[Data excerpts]
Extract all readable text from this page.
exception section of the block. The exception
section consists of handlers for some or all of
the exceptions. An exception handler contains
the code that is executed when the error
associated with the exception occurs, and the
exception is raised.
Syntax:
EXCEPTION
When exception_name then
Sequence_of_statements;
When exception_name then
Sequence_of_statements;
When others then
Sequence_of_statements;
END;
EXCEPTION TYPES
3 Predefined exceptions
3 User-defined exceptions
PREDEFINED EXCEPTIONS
--
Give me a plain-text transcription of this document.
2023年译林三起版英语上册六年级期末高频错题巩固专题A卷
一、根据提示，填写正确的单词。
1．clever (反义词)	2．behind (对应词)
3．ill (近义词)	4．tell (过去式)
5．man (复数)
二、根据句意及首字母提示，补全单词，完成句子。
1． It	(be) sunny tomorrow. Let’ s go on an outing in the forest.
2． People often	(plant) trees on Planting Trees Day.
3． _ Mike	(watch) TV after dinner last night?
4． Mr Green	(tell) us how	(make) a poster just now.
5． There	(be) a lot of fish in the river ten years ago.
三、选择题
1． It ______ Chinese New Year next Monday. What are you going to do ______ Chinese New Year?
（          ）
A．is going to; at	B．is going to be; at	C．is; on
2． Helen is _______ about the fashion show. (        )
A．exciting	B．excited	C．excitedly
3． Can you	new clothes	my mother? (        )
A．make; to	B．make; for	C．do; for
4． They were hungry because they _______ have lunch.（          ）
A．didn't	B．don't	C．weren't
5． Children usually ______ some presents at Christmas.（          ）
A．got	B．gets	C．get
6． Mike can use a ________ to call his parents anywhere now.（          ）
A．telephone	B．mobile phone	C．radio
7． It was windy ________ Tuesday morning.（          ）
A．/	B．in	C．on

Directions:
In the entries above, find each line with the word "make" and show it.

Solution to this exercise:
4． Mr Green	(tell) us how	(make) a poster just now.
A．make; to	B．make; for	C．do; for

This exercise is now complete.